# WRITTEN INSTRUCTION:
From the entries below, gather each line containing the word "Migration".

# MATERIALS PROVIDED:
================
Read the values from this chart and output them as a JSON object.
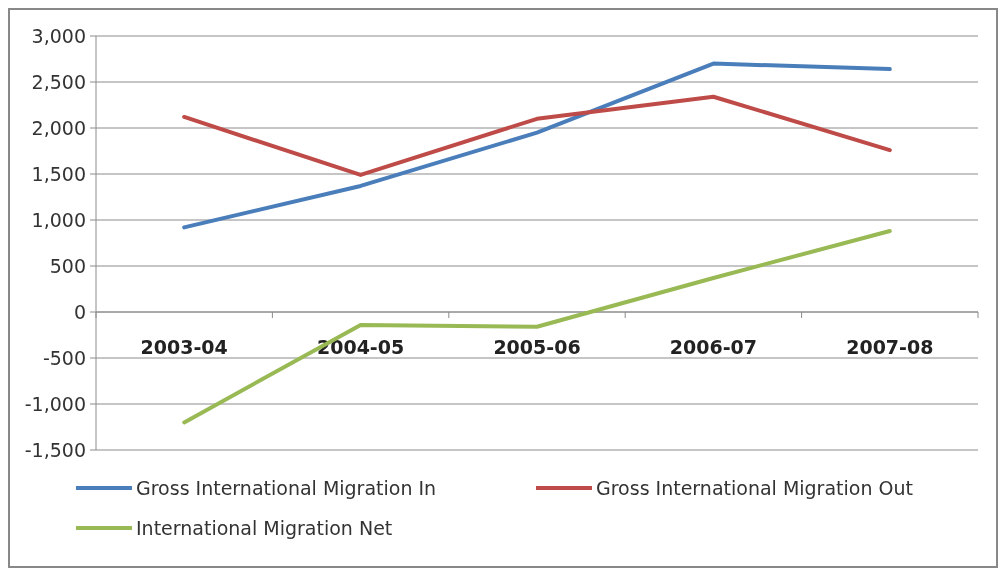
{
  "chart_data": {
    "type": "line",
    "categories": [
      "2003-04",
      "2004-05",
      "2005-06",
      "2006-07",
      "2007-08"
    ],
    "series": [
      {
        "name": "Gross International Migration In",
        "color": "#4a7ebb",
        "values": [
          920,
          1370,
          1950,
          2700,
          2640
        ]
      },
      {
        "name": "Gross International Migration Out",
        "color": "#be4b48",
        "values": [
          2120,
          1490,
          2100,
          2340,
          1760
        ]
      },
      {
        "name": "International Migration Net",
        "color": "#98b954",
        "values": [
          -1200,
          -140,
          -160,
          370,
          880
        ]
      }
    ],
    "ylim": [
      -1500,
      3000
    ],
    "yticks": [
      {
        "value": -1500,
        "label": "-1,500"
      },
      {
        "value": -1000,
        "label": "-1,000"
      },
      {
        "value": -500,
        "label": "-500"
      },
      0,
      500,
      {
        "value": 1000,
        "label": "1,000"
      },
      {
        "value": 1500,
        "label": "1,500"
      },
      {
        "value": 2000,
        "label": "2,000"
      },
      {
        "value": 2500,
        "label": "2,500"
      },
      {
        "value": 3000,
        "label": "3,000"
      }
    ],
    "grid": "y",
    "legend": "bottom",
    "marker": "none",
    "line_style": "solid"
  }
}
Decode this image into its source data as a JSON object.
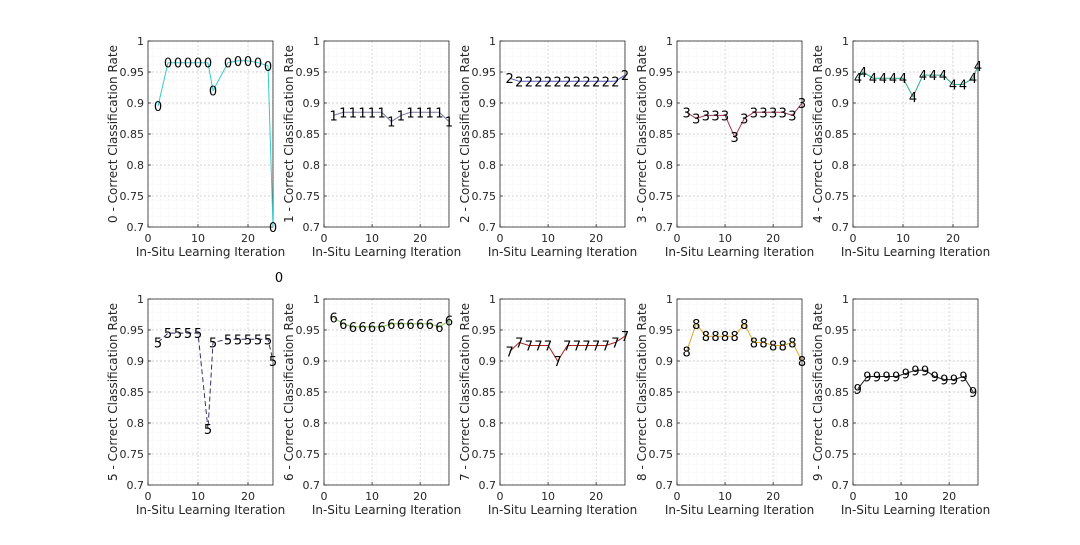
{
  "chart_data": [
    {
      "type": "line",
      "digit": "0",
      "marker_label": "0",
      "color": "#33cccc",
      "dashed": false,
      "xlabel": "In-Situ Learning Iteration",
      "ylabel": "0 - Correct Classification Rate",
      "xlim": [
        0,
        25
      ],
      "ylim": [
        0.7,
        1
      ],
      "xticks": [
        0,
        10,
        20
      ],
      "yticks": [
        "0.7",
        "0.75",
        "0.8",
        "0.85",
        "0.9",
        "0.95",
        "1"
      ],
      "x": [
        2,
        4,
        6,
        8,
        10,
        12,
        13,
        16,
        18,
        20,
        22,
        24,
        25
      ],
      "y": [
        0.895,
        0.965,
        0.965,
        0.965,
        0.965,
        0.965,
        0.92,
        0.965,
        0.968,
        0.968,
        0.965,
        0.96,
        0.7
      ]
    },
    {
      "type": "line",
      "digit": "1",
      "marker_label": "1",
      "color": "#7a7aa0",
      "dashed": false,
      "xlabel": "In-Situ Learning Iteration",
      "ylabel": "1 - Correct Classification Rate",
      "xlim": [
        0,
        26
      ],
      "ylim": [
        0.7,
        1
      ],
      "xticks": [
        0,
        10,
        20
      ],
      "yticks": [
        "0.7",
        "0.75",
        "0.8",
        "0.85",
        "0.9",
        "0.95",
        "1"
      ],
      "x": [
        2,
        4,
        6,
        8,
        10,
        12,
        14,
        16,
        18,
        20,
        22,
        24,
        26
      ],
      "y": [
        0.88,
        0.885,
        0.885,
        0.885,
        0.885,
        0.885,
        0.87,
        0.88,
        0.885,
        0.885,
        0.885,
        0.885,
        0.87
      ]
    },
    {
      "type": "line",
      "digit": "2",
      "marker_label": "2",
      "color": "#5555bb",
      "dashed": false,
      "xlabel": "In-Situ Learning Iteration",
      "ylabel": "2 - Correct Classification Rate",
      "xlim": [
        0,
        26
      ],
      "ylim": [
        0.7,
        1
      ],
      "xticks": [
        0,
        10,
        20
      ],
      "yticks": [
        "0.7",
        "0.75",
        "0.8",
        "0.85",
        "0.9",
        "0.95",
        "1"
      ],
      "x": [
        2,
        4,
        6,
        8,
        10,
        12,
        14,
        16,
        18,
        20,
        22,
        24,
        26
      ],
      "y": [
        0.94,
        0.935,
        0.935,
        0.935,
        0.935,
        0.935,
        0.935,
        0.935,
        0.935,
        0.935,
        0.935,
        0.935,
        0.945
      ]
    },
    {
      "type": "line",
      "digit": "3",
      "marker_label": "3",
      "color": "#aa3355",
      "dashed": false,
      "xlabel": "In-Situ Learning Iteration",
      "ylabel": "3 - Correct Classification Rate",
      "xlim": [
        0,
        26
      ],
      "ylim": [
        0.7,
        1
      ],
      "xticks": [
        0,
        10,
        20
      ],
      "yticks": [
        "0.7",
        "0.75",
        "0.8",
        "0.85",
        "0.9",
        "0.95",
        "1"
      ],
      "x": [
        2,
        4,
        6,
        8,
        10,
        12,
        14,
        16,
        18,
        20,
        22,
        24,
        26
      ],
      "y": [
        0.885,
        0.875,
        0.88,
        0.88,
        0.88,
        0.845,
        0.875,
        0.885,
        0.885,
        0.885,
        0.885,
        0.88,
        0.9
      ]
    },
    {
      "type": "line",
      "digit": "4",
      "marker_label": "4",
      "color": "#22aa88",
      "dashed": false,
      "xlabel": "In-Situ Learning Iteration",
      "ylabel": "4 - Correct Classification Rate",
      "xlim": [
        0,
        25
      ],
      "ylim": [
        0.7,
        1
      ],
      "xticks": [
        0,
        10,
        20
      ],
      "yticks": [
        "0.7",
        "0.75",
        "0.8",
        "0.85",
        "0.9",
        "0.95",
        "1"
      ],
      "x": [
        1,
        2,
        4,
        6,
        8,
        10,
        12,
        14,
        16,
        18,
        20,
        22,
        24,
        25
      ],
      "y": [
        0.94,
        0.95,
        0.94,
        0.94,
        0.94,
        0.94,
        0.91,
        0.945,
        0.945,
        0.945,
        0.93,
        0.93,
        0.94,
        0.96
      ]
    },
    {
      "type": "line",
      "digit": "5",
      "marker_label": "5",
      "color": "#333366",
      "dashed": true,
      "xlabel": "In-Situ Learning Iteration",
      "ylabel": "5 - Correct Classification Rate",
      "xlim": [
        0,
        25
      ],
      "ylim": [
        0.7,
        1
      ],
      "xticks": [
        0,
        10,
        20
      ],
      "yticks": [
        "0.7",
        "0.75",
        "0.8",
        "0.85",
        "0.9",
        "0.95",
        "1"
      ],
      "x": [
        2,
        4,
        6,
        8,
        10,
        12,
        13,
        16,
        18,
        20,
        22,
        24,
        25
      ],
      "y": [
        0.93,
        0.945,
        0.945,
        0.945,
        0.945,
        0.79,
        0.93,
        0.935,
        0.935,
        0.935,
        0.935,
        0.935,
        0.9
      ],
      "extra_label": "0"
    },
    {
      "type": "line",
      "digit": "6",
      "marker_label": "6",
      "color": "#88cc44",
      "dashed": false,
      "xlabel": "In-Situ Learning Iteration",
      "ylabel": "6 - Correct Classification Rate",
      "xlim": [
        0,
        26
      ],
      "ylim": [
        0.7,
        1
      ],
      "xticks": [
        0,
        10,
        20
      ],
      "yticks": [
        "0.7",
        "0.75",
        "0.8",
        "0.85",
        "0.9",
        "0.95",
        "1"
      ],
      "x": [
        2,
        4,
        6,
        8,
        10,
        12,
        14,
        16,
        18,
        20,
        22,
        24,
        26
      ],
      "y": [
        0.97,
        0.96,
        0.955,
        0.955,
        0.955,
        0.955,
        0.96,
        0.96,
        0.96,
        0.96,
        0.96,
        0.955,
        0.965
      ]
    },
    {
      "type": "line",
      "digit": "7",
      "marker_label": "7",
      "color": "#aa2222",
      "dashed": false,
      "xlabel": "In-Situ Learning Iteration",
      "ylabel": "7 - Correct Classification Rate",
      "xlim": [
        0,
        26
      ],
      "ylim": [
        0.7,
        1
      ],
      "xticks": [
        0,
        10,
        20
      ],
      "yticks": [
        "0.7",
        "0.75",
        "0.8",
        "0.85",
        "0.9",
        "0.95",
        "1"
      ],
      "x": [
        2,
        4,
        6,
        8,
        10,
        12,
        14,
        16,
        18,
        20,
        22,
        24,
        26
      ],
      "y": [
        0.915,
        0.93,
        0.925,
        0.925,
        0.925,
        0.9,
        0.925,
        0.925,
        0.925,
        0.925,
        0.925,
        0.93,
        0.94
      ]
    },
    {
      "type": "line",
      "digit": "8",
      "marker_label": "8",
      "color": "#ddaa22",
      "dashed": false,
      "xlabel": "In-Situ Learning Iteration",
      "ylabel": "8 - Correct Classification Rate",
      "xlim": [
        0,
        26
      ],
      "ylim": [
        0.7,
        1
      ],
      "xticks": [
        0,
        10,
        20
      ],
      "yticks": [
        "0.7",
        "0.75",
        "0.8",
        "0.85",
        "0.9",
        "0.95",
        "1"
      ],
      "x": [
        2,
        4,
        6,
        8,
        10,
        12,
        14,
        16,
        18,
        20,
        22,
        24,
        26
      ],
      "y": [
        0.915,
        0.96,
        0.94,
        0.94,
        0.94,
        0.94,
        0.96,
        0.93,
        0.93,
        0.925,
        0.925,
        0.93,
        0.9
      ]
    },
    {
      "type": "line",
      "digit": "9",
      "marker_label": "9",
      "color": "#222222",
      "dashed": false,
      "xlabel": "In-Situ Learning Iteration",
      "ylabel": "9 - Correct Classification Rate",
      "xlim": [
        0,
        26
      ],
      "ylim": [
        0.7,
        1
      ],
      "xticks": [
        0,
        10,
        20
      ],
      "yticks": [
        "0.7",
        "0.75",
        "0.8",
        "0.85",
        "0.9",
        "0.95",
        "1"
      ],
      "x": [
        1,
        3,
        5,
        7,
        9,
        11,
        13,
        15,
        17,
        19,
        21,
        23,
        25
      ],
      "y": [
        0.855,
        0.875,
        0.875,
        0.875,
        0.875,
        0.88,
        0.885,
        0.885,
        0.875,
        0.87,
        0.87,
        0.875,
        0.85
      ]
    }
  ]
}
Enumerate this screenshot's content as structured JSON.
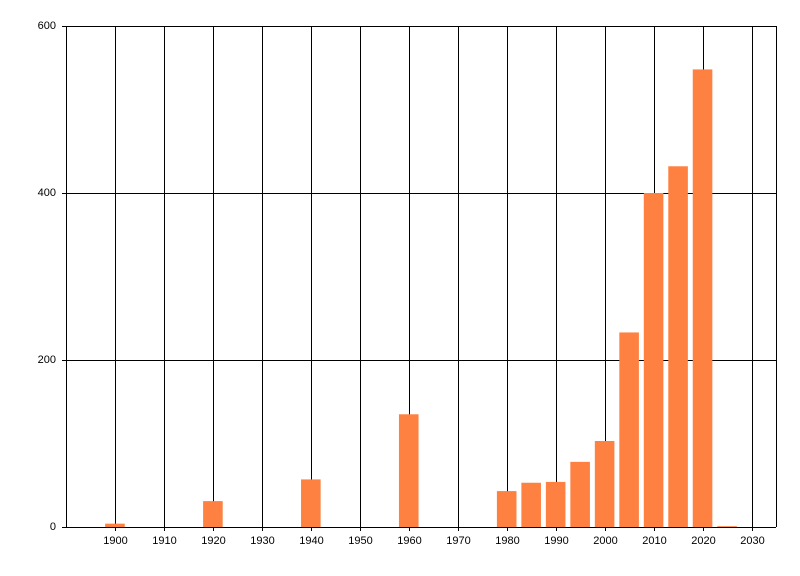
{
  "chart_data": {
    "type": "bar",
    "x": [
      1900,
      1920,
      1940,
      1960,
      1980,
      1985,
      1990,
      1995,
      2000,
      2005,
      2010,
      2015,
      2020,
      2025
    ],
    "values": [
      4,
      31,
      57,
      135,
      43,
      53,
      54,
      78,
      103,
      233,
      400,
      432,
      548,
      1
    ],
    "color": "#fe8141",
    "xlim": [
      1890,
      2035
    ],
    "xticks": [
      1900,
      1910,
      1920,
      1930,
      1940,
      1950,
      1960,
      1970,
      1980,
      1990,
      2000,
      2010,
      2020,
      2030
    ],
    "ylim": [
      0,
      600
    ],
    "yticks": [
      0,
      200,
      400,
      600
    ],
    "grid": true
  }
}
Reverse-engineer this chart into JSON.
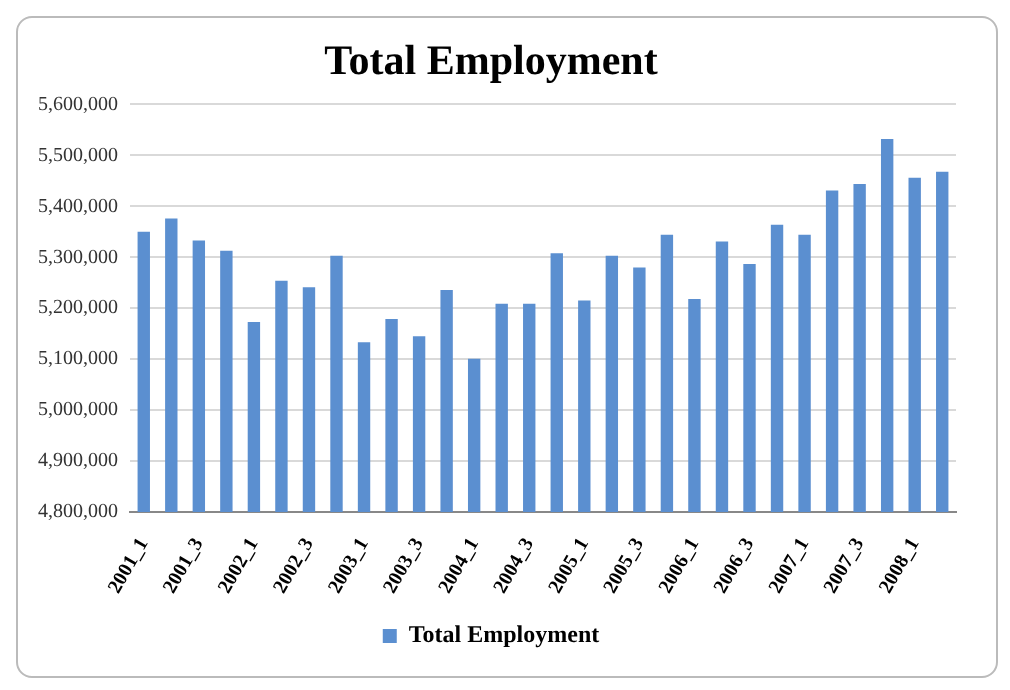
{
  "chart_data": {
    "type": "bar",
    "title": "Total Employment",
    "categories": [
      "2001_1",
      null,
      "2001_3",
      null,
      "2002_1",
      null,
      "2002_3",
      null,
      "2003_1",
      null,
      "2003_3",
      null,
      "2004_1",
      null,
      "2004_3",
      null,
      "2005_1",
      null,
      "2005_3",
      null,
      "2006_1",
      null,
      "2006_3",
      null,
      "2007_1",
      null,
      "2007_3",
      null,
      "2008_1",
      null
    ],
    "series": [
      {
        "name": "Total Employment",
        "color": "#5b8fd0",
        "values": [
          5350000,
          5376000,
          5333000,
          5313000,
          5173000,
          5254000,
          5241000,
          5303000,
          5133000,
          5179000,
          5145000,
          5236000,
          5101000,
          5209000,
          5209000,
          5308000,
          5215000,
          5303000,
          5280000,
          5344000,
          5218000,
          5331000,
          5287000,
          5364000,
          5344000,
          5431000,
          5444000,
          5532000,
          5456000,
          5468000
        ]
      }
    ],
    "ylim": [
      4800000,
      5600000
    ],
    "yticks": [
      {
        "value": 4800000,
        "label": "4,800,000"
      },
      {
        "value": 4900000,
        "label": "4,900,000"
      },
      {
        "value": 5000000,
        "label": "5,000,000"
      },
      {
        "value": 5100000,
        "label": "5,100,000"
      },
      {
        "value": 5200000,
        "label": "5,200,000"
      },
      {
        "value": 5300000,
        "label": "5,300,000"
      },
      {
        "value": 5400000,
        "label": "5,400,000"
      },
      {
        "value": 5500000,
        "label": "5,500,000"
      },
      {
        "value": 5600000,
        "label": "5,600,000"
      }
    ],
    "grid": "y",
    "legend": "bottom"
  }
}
================
# ANSWER TO THIS EXERCISE:
        "name": "Gross International Migration In",
        "name": "Gross International Migration Out",
        "name": "International Migration Net",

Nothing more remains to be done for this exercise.